### PROBLEM TO SOLVE
Every line of the data must be copied exactly.

--

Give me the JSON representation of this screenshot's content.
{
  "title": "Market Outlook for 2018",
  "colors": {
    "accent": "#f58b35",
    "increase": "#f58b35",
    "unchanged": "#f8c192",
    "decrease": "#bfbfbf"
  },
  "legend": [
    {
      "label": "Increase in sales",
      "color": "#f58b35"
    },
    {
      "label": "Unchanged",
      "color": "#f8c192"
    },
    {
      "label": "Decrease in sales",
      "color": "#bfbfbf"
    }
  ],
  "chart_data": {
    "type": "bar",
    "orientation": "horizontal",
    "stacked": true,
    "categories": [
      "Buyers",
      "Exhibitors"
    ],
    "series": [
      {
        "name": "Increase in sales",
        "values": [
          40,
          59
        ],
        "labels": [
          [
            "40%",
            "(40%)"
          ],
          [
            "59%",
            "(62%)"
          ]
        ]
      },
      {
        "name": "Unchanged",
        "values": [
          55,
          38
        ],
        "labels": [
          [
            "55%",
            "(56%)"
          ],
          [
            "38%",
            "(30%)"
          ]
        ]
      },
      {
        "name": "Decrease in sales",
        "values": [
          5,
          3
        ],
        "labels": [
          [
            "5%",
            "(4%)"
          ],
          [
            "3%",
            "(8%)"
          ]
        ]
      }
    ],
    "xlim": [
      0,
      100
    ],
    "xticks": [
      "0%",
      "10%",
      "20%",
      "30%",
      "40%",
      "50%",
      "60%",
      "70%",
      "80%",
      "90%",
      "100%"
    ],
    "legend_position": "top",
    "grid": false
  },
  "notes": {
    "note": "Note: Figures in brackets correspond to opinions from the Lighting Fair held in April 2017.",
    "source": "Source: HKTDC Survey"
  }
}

--

### TASK ANSWER
Give me the JSON representation of this screenshot's content.
{
  "title": "Market Outlook for 2018",
  "colors": {
    "accent": "#f58b35",
    "increase": "#f58b35",
    "unchanged": "#f8c192",
    "decrease": "#bfbfbf"
  },
  "legend": [
    {
      "label": "Increase in sales",
      "color": "#f58b35"
    },
    {
      "label": "Unchanged",
      "color": "#f8c192"
    },
    {
      "label": "Decrease in sales",
      "color": "#bfbfbf"
    }
  ],
  "chart_data": {
    "type": "bar",
    "orientation": "horizontal",
    "stacked": true,
    "categories": [
      "Buyers",
      "Exhibitors"
    ],
    "series": [
      {
        "name": "Increase in sales",
        "values": [
          40,
          59
        ],
        "labels": [
          [
            "40%",
            "(40%)"
          ],
          [
            "59%",
            "(62%)"
          ]
        ]
      },
      {
        "name": "Unchanged",
        "values": [
          55,
          38
        ],
        "labels": [
          [
            "55%",
            "(56%)"
          ],
          [
            "38%",
            "(30%)"
          ]
        ]
      },
      {
        "name": "Decrease in sales",
        "values": [
          5,
          3
        ],
        "labels": [
          [
            "5%",
            "(4%)"
          ],
          [
            "3%",
            "(8%)"
          ]
        ]
      }
    ],
    "xlim": [
      0,
      100
    ],
    "xticks": [
      "0%",
      "10%",
      "20%",
      "30%",
      "40%",
      "50%",
      "60%",
      "70%",
      "80%",
      "90%",
      "100%"
    ],
    "legend_position": "top",
    "grid": false
  },
  "notes": {
    "note": "Note: Figures in brackets correspond to opinions from the Lighting Fair held in April 2017.",
    "source": "Source: HKTDC Survey"
  }
}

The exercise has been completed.